-- start MATERIAL PROVIDED --

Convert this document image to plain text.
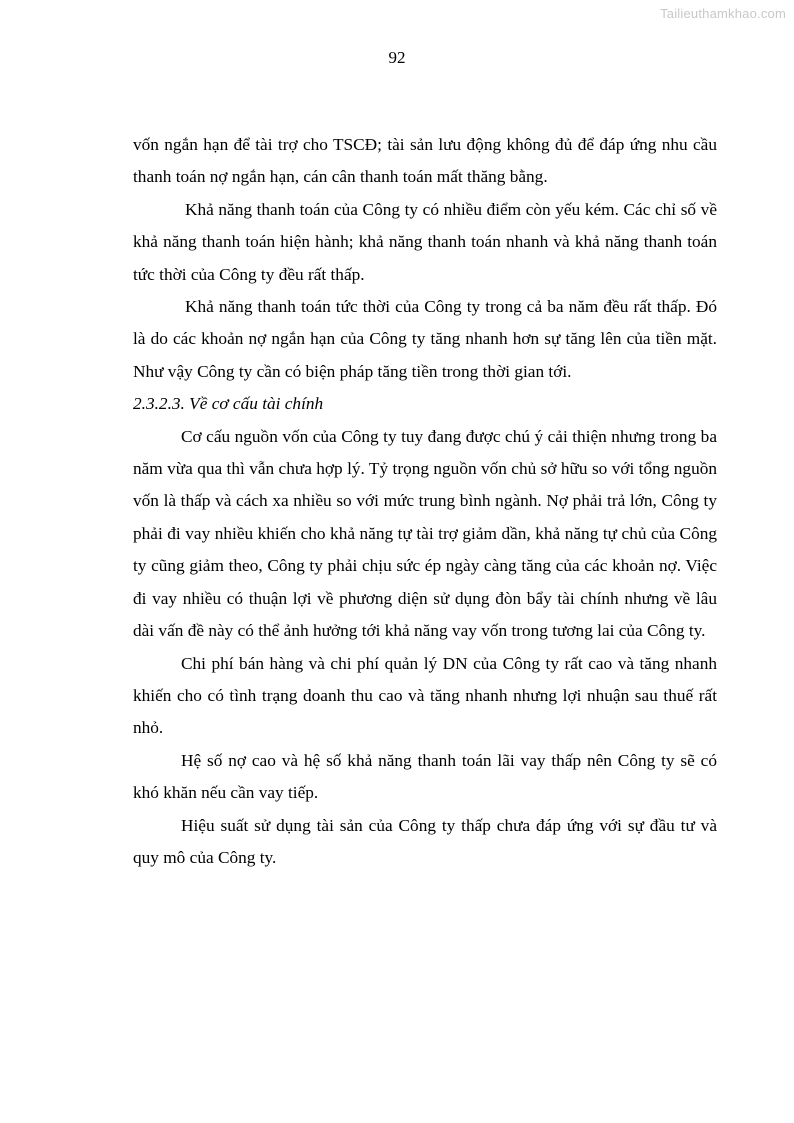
Tailieuthamkhao.com
92

vốn ngắn hạn để tài trợ cho TSCĐ; tài sản lưu động không đủ để đáp ứng nhu cầu thanh toán nợ ngắn hạn, cán cân thanh toán mất thăng bằng.

Khả năng thanh toán của Công ty có nhiều điểm còn yếu kém. Các chỉ số về khả năng thanh toán hiện hành; khả năng thanh toán nhanh và khả năng thanh toán tức thời của Công ty đều rất thấp.

Khả năng thanh toán tức thời của Công ty trong cả ba năm đều rất thấp. Đó là do các khoản nợ ngắn hạn của Công ty tăng nhanh hơn sự tăng lên của tiền mặt. Như vậy Công ty cần có biện pháp tăng tiền trong thời gian tới.

2.3.2.3. Về cơ cấu tài chính

Cơ cấu nguồn vốn của Công ty tuy đang được chú ý cải thiện nhưng trong ba năm vừa qua thì vẫn chưa hợp lý. Tỷ trọng nguồn vốn chủ sở hữu so với tổng nguồn vốn là thấp và cách xa nhiều so với mức trung bình ngành. Nợ phải trả lớn, Công ty phải đi vay nhiều khiến cho khả năng tự tài trợ giảm dần, khả năng tự chủ của Công ty cũng giảm theo, Công ty phải chịu sức ép ngày càng tăng của các khoản nợ. Việc đi vay nhiều có thuận lợi về phương diện sử dụng đòn bẩy tài chính nhưng về lâu dài vấn đề này có thể ảnh hưởng tới khả năng vay vốn trong tương lai của Công ty.

Chi phí bán hàng và chi phí quản lý DN của Công ty rất cao và tăng nhanh khiến cho có tình trạng doanh thu cao và tăng nhanh nhưng lợi nhuận sau thuế rất nhỏ.

Hệ số nợ cao và hệ số khả năng thanh toán lãi vay thấp nên Công ty sẽ có khó khăn nếu cần vay tiếp.

Hiệu suất sử dụng tài sản của Công ty thấp chưa đáp ứng với sự đầu tư và quy mô của Công ty.
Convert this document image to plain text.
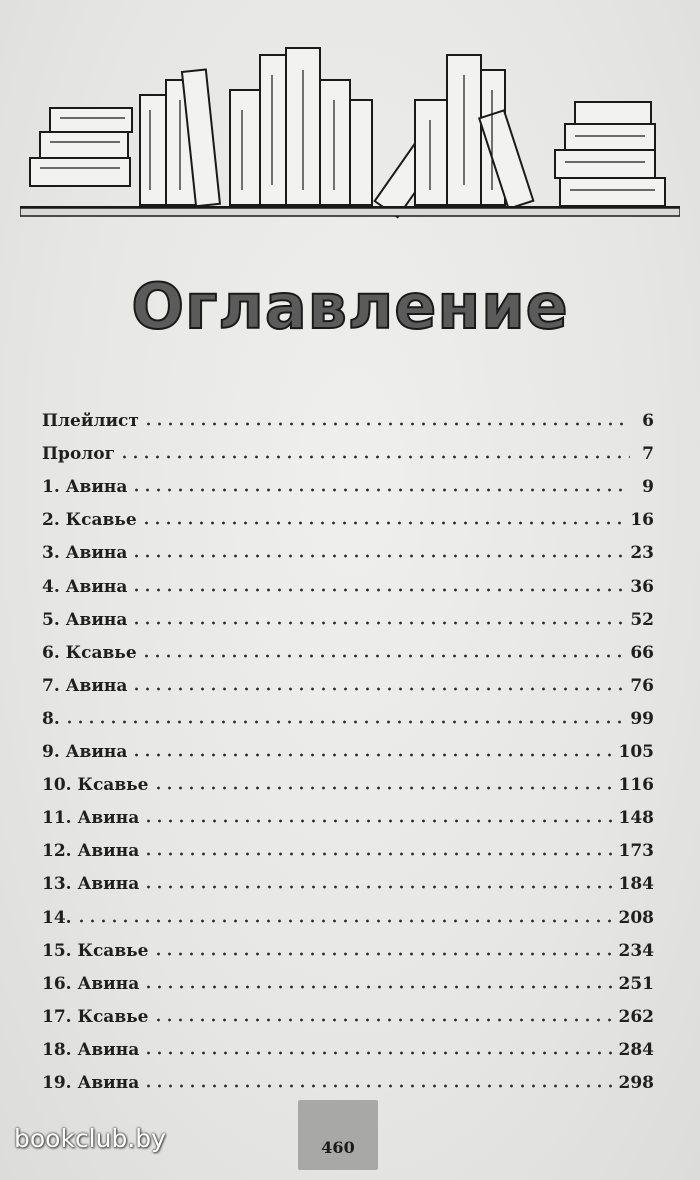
Оглавление
Плейлист	6
Пролог	7
1. Авина	9
2. Ксавье	16
3. Авина	23
4. Авина	36
5. Авина	52
6. Ксавье	66
7. Авина	76
8.	99
9. Авина	105
10. Ксавье	116
11. Авина	148
12. Авина	173
13. Авина	184
14.	208
15. Ксавье	234
16. Авина	251
17. Ксавье	262
18. Авина	284
19. Авина	298
460
bookclub.by
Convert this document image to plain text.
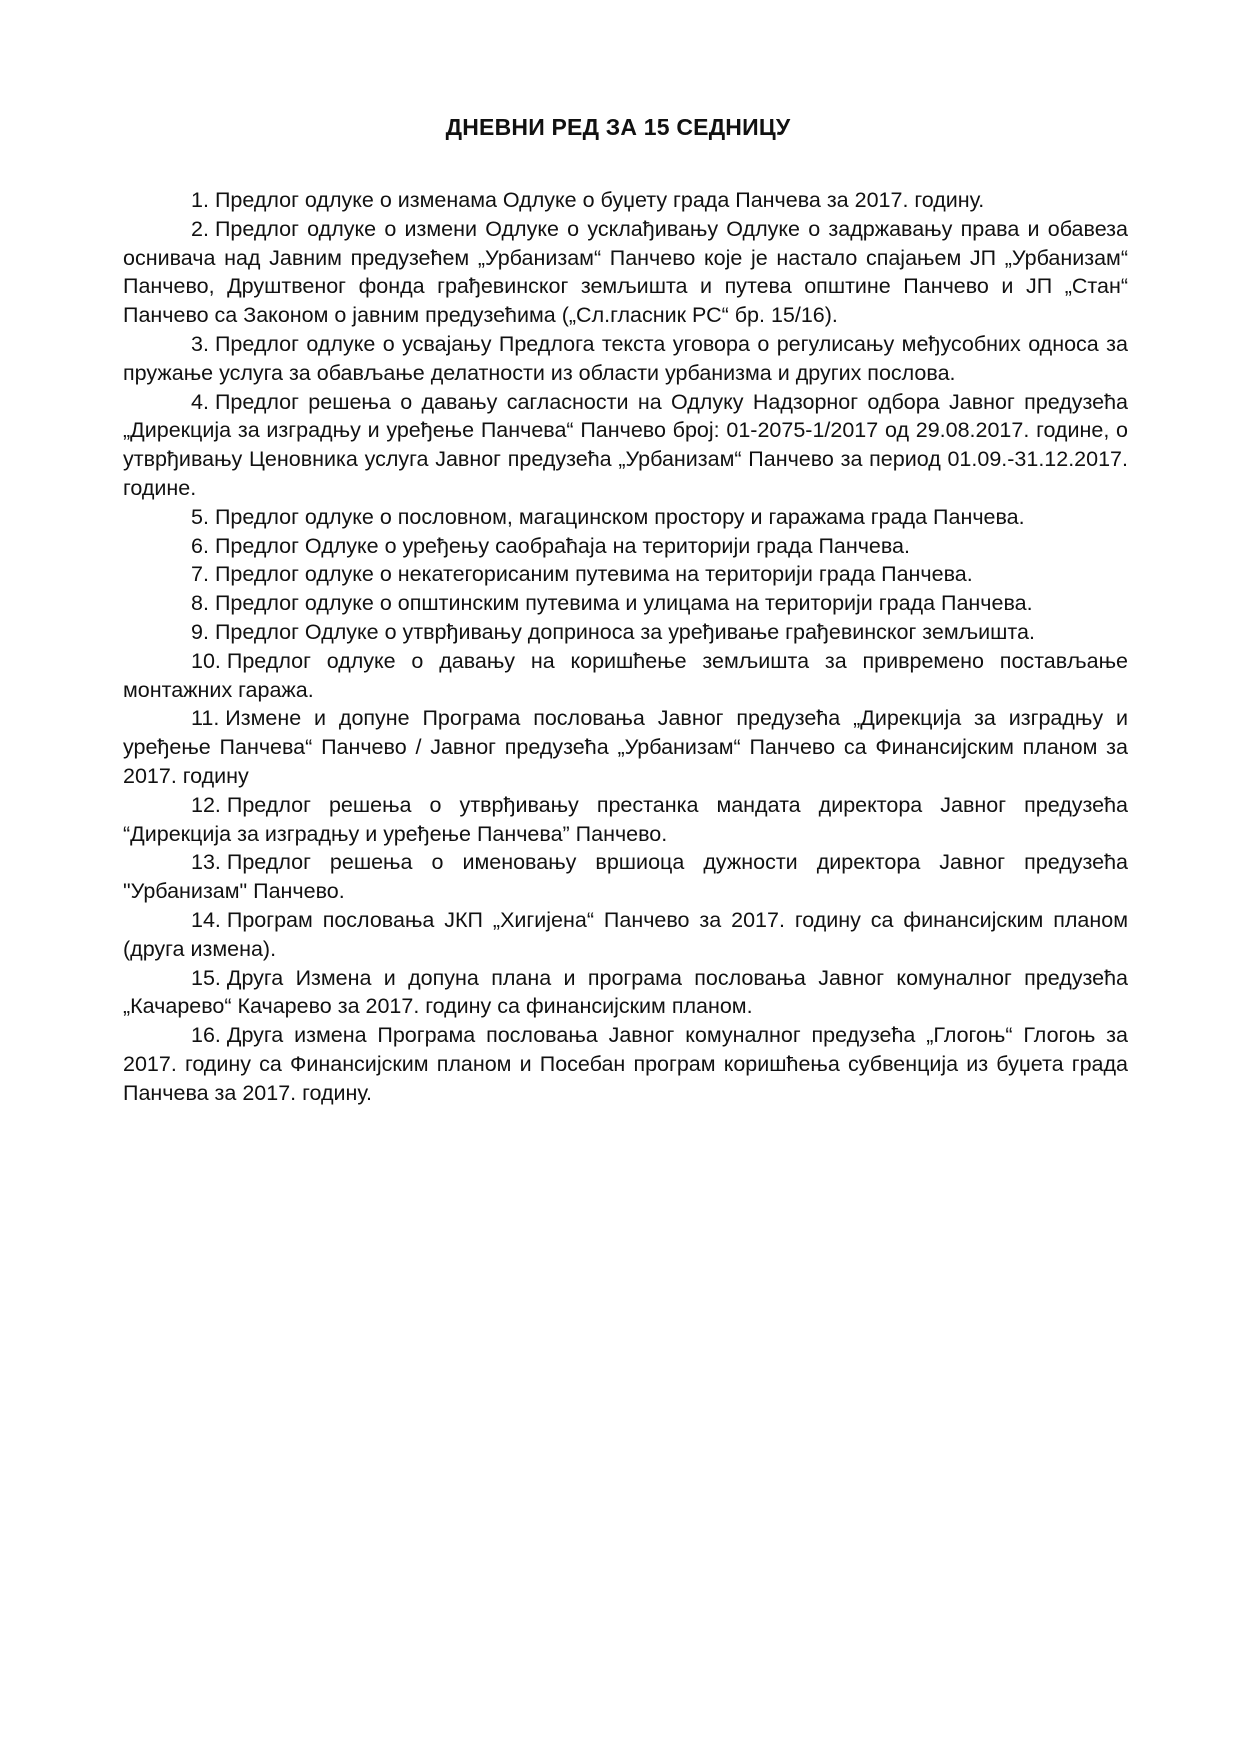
ДНЕВНИ РЕД ЗА 15 СЕДНИЦУ

1. Предлог одлуке о изменама Одлуке о буџету града Панчева за 2017. годину.

2. Предлог одлуке о измени Одлуке о усклађивању Одлуке о задржавању права и обавеза оснивача над Јавним предузећем „Урбанизам“ Панчево које је настало спајањем ЈП „Урбанизам“ Панчево, Друштвеног фонда грађевинског земљишта и путева општине Панчево и ЈП „Стан“ Панчево са Законом о јавним предузећима („Сл.гласник РС“ бр. 15/16).

3. Предлог одлуке о усвајању Предлога текста уговора о регулисању међусобних односа за пружање услуга за обављање делатности из области урбанизма и других послова.

4. Предлог решења о давању сагласности на Одлуку Надзорног одбора Јавног предузећа „Дирекција за изградњу и уређење Панчева“ Панчево број: 01-2075-1/2017 од 29.08.2017. године, о утврђивању Ценовника услуга Јавног предузећа „Урбанизам“ Панчево за период 01.09.-31.12.2017. године.

5. Предлог одлуке о пословном, магацинском простору и гаражама града Панчева.

6. Предлог Одлуке о уређењу саобраћаја на територији града Панчева.

7. Предлог одлуке о некатегорисаним путевима на територији града Панчева.

8. Предлог одлуке о општинским путевима и улицама на територији града Панчева.

9. Предлог Одлуке о утврђивању доприноса за уређивање грађевинског земљишта.

10. Предлог одлуке о давању на коришћење земљишта за привремено постављање монтажних гаража.

11. Измене и допуне Програма пословања Јавног предузећа „Дирекција за изградњу и уређење Панчева“ Панчево / Јавног предузећа „Урбанизам“ Панчево са Финансијским планом за 2017. годину

12. Предлог решења о утврђивању престанка мандата директора Јавног предузећа “Дирекција за изградњу и уређење Панчева” Панчево.

13. Предлог решења о именовању вршиоца дужности директора Јавног предузећа "Урбанизам" Панчево.

14. Програм пословања ЈКП „Хигијена“ Панчево за 2017. годину са финансијским планом (друга измена).

15. Друга Измена и допуна плана и програма пословања Јавног комуналног предузећа „Качарево“ Качарево за 2017. годину са финансијским планом.

16. Друга измена Програма пословања Јавног комуналног предузећа „Глогоњ“ Глогоњ за 2017. годину са Финансијским планом и Посебан програм коришћења субвенција из буџета града Панчева за 2017. годину.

-- end MATERIAL PROVIDED --

**PROBLEM STATEMENT:**
Without the pictures, copy the material exactly as given.

**SOLUTION FOR THIS EXERCISE:**
Convert this document image to plain text.
Tailieuthamkhao.com
92

vốn ngắn hạn để tài trợ cho TSCĐ; tài sản lưu động không đủ để đáp ứng nhu cầu thanh toán nợ ngắn hạn, cán cân thanh toán mất thăng bằng.

Khả năng thanh toán của Công ty có nhiều điểm còn yếu kém. Các chỉ số về khả năng thanh toán hiện hành; khả năng thanh toán nhanh và khả năng thanh toán tức thời của Công ty đều rất thấp.

Khả năng thanh toán tức thời của Công ty trong cả ba năm đều rất thấp. Đó là do các khoản nợ ngắn hạn của Công ty tăng nhanh hơn sự tăng lên của tiền mặt. Như vậy Công ty cần có biện pháp tăng tiền trong thời gian tới.

2.3.2.3. Về cơ cấu tài chính

Cơ cấu nguồn vốn của Công ty tuy đang được chú ý cải thiện nhưng trong ba năm vừa qua thì vẫn chưa hợp lý. Tỷ trọng nguồn vốn chủ sở hữu so với tổng nguồn vốn là thấp và cách xa nhiều so với mức trung bình ngành. Nợ phải trả lớn, Công ty phải đi vay nhiều khiến cho khả năng tự tài trợ giảm dần, khả năng tự chủ của Công ty cũng giảm theo, Công ty phải chịu sức ép ngày càng tăng của các khoản nợ. Việc đi vay nhiều có thuận lợi về phương diện sử dụng đòn bẩy tài chính nhưng về lâu dài vấn đề này có thể ảnh hưởng tới khả năng vay vốn trong tương lai của Công ty.

Chi phí bán hàng và chi phí quản lý DN của Công ty rất cao và tăng nhanh khiến cho có tình trạng doanh thu cao và tăng nhanh nhưng lợi nhuận sau thuế rất nhỏ.

Hệ số nợ cao và hệ số khả năng thanh toán lãi vay thấp nên Công ty sẽ có khó khăn nếu cần vay tiếp.

Hiệu suất sử dụng tài sản của Công ty thấp chưa đáp ứng với sự đầu tư và quy mô của Công ty.
Convert this document image to plain text.
Оглавление
Плейлист	6
Пролог	7
1. Авина	9
2. Ксавье	16
3. Авина	23
4. Авина	36
5. Авина	52
6. Ксавье	66
7. Авина	76
8.	99
9. Авина	105
10. Ксавье	116
11. Авина	148
12. Авина	173
13. Авина	184
14.	208
15. Ксавье	234
16. Авина	251
17. Ксавье	262
18. Авина	284
19. Авина	298
460
bookclub.by
Convert this document image to plain text.
ДНЕВНИ РЕД ЗА 15 СЕДНИЦУ

1. Предлог одлуке о изменама Одлуке о буџету града Панчева за 2017. годину.

2. Предлог одлуке о измени Одлуке о усклађивању Одлуке о задржавању права и обавеза оснивача над Јавним предузећем „Урбанизам“ Панчево које је настало спајањем ЈП „Урбанизам“ Панчево, Друштвеног фонда грађевинског земљишта и путева општине Панчево и ЈП „Стан“ Панчево са Законом о јавним предузећима („Сл.гласник РС“ бр. 15/16).

3. Предлог одлуке о усвајању Предлога текста уговора о регулисању међусобних односа за пружање услуга за обављање делатности из области урбанизма и других послова.

4. Предлог решења о давању сагласности на Одлуку Надзорног одбора Јавног предузећа „Дирекција за изградњу и уређење Панчева“ Панчево број: 01-2075-1/2017 од 29.08.2017. године, о утврђивању Ценовника услуга Јавног предузећа „Урбанизам“ Панчево за период 01.09.-31.12.2017. године.

5. Предлог одлуке о пословном, магацинском простору и гаражама града Панчева.

6. Предлог Одлуке о уређењу саобраћаја на територији града Панчева.

7. Предлог одлуке о некатегорисаним путевима на територији града Панчева.

8. Предлог одлуке о општинским путевима и улицама на територији града Панчева.

9. Предлог Одлуке о утврђивању доприноса за уређивање грађевинског земљишта.

10. Предлог одлуке о давању на коришћење земљишта за привремено постављање монтажних гаража.

11. Измене и допуне Програма пословања Јавног предузећа „Дирекција за изградњу и уређење Панчева“ Панчево / Јавног предузећа „Урбанизам“ Панчево са Финансијским планом за 2017. годину

12. Предлог решења о утврђивању престанка мандата директора Јавног предузећа “Дирекција за изградњу и уређење Панчева” Панчево.

13. Предлог решења о именовању вршиоца дужности директора Јавног предузећа "Урбанизам" Панчево.

14. Програм пословања ЈКП „Хигијена“ Панчево за 2017. годину са финансијским планом (друга измена).

15. Друга Измена и допуна плана и програма пословања Јавног комуналног предузећа „Качарево“ Качарево за 2017. годину са финансијским планом.

16. Друга измена Програма пословања Јавног комуналног предузећа „Глогоњ“ Глогоњ за 2017. годину са Финансијским планом и Посебан програм коришћења субвенција из буџета града Панчева за 2017. годину.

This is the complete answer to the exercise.